SET TASK
Copy every line, leaving nothing out and adding nothing.

start

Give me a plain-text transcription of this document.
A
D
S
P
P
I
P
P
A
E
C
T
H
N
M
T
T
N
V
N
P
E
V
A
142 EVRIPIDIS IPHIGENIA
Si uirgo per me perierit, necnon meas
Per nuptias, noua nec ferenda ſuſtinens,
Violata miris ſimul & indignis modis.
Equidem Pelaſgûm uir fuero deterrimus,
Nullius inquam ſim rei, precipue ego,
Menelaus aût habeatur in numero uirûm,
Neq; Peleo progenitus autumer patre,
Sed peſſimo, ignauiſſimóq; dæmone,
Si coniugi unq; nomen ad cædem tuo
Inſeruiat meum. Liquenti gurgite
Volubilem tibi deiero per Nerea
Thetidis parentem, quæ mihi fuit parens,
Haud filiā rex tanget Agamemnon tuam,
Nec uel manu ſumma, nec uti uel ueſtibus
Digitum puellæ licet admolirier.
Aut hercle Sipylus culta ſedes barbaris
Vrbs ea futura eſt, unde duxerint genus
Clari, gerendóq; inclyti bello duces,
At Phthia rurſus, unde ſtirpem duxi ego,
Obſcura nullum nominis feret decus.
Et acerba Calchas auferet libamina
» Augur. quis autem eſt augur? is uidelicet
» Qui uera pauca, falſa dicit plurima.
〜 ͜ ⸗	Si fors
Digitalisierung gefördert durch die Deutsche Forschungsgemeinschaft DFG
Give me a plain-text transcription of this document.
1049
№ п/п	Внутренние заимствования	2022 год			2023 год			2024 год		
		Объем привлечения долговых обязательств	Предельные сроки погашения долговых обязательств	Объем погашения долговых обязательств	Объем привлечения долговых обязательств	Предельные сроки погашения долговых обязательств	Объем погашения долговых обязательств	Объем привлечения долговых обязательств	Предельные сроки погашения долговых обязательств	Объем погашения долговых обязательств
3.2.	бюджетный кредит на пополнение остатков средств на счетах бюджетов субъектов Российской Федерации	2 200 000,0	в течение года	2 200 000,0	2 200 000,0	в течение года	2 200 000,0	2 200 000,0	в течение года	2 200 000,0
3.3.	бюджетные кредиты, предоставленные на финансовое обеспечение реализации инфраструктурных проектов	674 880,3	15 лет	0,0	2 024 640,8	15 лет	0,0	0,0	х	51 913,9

end

SOLUTION FOR THIS TASK
Give me a plain-text transcription of this document.
A
D
S
P
P
I
P
P
A
E
C
T
H
N
M
T
T
N
V
N
P
E
V
A
142 EVRIPIDIS IPHIGENIA
Si uirgo per me perierit, necnon meas
Per nuptias, noua nec ferenda ſuſtinens,
Violata miris ſimul & indignis modis.
Equidem Pelaſgûm uir fuero deterrimus,
Nullius inquam ſim rei, precipue ego,
Menelaus aût habeatur in numero uirûm,
Neq; Peleo progenitus autumer patre,
Sed peſſimo, ignauiſſimóq; dæmone,
Si coniugi unq; nomen ad cædem tuo
Inſeruiat meum. Liquenti gurgite
Volubilem tibi deiero per Nerea
Thetidis parentem, quæ mihi fuit parens,
Haud filiā rex tanget Agamemnon tuam,
Nec uel manu ſumma, nec uti uel ueſtibus
Digitum puellæ licet admolirier.
Aut hercle Sipylus culta ſedes barbaris
Vrbs ea futura eſt, unde duxerint genus
Clari, gerendóq; inclyti bello duces,
At Phthia rurſus, unde ſtirpem duxi ego,
Obſcura nullum nominis feret decus.
Et acerba Calchas auferet libamina
» Augur. quis autem eſt augur? is uidelicet
» Qui uera pauca, falſa dicit plurima.
〜 ͜ ⸗	Si fors
Digitalisierung gefördert durch die Deutsche Forschungsgemeinschaft DFG
Give me a plain-text transcription of this document.
1049
№ п/п	Внутренние заимствования	2022 год			2023 год			2024 год		
		Объем привлечения долговых обязательств	Предельные сроки погашения долговых обязательств	Объем погашения долговых обязательств	Объем привлечения долговых обязательств	Предельные сроки погашения долговых обязательств	Объем погашения долговых обязательств	Объем привлечения долговых обязательств	Предельные сроки погашения долговых обязательств	Объем погашения долговых обязательств
3.2.	бюджетный кредит на пополнение остатков средств на счетах бюджетов субъектов Российской Федерации	2 200 000,0	в течение года	2 200 000,0	2 200 000,0	в течение года	2 200 000,0	2 200 000,0	в течение года	2 200 000,0
3.3.	бюджетные кредиты, предоставленные на финансовое обеспечение реализации инфраструктурных проектов	674 880,3	15 лет	0,0	2 024 640,8	15 лет	0,0	0,0	х	51 913,9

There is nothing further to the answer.